## Required task
Show each line of the data below that has the string "icon" in it.

## Data provided

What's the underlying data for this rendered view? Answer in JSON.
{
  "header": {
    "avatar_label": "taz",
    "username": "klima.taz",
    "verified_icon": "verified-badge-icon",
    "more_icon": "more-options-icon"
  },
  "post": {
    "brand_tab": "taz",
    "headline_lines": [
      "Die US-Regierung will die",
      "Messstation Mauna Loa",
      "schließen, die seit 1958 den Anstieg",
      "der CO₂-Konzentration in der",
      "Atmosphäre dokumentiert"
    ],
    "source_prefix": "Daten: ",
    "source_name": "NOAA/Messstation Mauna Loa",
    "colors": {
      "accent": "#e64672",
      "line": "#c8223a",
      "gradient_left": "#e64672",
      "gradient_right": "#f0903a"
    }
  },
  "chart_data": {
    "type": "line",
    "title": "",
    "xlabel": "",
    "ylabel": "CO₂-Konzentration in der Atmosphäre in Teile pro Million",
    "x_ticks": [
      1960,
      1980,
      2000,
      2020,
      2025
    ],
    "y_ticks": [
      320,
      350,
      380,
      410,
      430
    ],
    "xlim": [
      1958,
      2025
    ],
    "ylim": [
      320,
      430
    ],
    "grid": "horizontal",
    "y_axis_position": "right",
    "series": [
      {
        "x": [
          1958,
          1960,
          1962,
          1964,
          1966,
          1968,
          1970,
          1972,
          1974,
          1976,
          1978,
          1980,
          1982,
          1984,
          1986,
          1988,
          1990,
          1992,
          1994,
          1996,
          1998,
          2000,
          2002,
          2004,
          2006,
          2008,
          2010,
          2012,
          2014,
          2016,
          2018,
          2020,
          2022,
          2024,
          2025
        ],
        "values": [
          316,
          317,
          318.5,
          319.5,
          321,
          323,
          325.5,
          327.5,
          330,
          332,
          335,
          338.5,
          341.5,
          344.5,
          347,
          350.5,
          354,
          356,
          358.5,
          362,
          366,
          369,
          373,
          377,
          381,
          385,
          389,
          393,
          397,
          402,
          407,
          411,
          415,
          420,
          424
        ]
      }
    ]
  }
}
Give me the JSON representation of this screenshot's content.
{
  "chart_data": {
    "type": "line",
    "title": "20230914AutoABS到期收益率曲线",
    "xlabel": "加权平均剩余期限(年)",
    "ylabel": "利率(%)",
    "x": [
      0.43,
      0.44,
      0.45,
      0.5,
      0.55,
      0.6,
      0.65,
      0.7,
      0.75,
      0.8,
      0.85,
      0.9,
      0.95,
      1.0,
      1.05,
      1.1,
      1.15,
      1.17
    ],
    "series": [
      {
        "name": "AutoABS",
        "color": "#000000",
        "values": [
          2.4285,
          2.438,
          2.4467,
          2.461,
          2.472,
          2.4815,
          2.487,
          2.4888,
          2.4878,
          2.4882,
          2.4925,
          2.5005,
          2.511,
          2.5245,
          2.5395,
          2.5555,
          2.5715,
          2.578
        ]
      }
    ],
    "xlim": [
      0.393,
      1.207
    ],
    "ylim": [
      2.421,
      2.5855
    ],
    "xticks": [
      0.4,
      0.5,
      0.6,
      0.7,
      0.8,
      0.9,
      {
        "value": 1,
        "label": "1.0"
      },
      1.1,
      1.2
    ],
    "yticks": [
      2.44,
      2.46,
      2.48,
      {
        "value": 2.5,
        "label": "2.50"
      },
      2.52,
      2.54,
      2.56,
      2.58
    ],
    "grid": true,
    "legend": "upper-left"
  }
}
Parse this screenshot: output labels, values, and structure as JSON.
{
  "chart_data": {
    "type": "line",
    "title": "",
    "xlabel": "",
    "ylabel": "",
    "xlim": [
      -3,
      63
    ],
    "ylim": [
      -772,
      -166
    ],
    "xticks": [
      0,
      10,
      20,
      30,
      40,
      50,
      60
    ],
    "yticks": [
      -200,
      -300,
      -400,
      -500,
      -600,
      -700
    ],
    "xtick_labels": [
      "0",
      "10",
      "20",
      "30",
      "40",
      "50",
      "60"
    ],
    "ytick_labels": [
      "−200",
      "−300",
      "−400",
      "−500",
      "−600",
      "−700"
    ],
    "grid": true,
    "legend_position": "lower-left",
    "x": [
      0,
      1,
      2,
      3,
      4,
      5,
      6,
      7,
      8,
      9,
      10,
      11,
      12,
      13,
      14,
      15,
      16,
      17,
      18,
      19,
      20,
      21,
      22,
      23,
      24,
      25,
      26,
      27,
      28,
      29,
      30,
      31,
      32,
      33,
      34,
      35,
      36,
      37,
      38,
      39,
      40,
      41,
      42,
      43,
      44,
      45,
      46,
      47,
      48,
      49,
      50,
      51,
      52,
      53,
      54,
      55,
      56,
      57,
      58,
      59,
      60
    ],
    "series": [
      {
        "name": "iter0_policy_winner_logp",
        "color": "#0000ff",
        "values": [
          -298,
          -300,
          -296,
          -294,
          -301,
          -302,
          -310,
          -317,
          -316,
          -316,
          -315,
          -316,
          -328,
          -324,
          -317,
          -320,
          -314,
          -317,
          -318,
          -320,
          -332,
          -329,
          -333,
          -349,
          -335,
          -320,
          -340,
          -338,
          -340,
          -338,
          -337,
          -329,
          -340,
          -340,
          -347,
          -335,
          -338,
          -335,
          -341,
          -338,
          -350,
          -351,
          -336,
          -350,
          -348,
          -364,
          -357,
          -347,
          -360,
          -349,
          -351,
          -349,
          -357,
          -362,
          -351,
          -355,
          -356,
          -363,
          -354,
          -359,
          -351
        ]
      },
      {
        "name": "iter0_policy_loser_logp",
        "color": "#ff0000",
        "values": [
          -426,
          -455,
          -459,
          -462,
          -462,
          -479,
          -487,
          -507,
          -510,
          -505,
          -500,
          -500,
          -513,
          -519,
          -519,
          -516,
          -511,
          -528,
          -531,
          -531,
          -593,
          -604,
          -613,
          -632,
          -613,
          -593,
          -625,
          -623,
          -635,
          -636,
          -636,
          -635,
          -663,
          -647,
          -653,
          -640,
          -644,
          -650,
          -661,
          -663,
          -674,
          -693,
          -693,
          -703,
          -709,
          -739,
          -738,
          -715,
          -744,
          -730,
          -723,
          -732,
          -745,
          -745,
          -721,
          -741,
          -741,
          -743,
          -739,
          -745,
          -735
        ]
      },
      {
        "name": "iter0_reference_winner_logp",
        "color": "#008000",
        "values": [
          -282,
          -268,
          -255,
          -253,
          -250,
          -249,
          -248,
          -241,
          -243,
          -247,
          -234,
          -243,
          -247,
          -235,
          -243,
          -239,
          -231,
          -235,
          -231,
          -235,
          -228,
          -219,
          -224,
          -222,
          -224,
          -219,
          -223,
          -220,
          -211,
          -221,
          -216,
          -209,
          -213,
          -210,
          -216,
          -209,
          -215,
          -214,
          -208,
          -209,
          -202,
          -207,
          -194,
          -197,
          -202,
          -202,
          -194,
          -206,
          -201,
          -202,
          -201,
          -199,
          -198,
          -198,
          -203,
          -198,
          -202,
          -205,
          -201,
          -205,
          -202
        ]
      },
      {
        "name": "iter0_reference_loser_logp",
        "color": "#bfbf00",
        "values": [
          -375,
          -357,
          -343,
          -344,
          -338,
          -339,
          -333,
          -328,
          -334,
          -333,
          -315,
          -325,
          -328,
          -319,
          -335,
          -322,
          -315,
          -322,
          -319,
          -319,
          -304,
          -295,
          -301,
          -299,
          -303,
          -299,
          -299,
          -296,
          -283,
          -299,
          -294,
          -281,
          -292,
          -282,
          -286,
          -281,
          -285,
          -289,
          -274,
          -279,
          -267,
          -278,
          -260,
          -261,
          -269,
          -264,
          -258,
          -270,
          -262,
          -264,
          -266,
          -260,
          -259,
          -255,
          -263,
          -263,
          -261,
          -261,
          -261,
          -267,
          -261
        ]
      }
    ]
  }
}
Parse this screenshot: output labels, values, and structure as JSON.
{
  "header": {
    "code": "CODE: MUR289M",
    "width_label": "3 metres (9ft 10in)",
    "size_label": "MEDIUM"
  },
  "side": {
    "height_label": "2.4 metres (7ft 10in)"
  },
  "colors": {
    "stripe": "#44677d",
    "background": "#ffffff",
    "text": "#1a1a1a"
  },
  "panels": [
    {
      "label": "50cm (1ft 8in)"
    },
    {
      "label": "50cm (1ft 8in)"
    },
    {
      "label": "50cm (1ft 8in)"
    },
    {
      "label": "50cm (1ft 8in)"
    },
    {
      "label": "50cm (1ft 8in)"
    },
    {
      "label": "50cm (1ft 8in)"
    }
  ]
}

## Full answer
    "verified_icon": "verified-badge-icon",
    "more_icon": "more-options-icon"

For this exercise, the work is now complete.